What to work on:
Extract each line from the entries below that has the string "средняя" in it.

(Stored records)
--
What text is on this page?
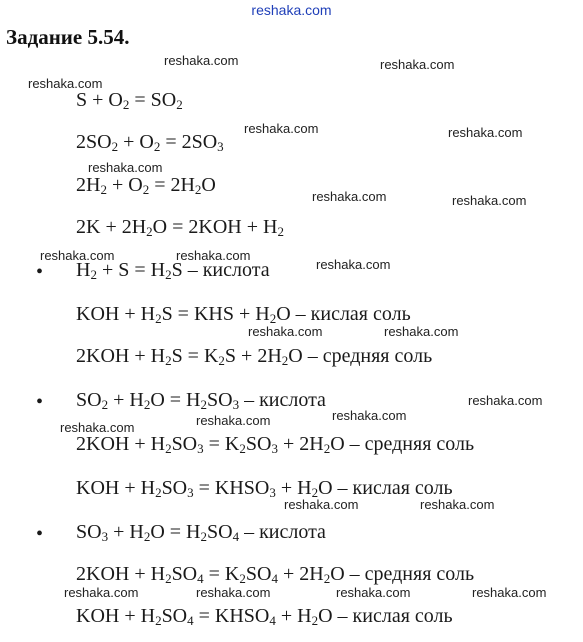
reshaka.com
Задание 5.54.
$S + O_2 = SO_2$
$2SO_2 + O_2 = 2SO_3$
$2H_2 + O_2 = 2H_2O$
$2K + 2H_2O = 2KOH + H_2$
• $H_2 + S = H_2S$ – кислота
KOH + $H_2S$ = KHS + $H_2O$ – кислая соль
$2KOH + H_2S = K_2S + 2H_2O$ – средняя соль
• $SO_2 + H_2O = H_2SO_3$ – кислота
$2KOH + H_2SO_3 = K_2SO_3 + 2H_2O$ – средняя соль
KOH + $H_2SO_3$ = $KHSO_3 + H_2O$ – кислая соль
• $SO_3 + H_2O = H_2SO_4$ – кислота
$2KOH + H_2SO_4 = K_2SO_4 + 2H_2O$ – средняя соль
KOH + $H_2SO_4$ = $KHSO_4 + H_2O$ – кислая соль
reshaka.com	reshaka.com
reshaka.com
reshaka.com	reshaka.com
reshaka.com
reshaka.com	reshaka.com
reshaka.com	reshaka.com
reshaka.com
reshaka.com	reshaka.com
reshaka.com
reshaka.com	reshaka.com
reshaka.com
reshaka.com	reshaka.com
reshaka.com	reshaka.com	reshaka.com	reshaka.com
--
Output for this task:
$2KOH + H_2S = K_2S + 2H_2O$ – средняя соль
$2KOH + H_2SO_3 = K_2SO_3 + 2H_2O$ – средняя соль
$2KOH + H_2SO_4 = K_2SO_4 + 2H_2O$ – средняя соль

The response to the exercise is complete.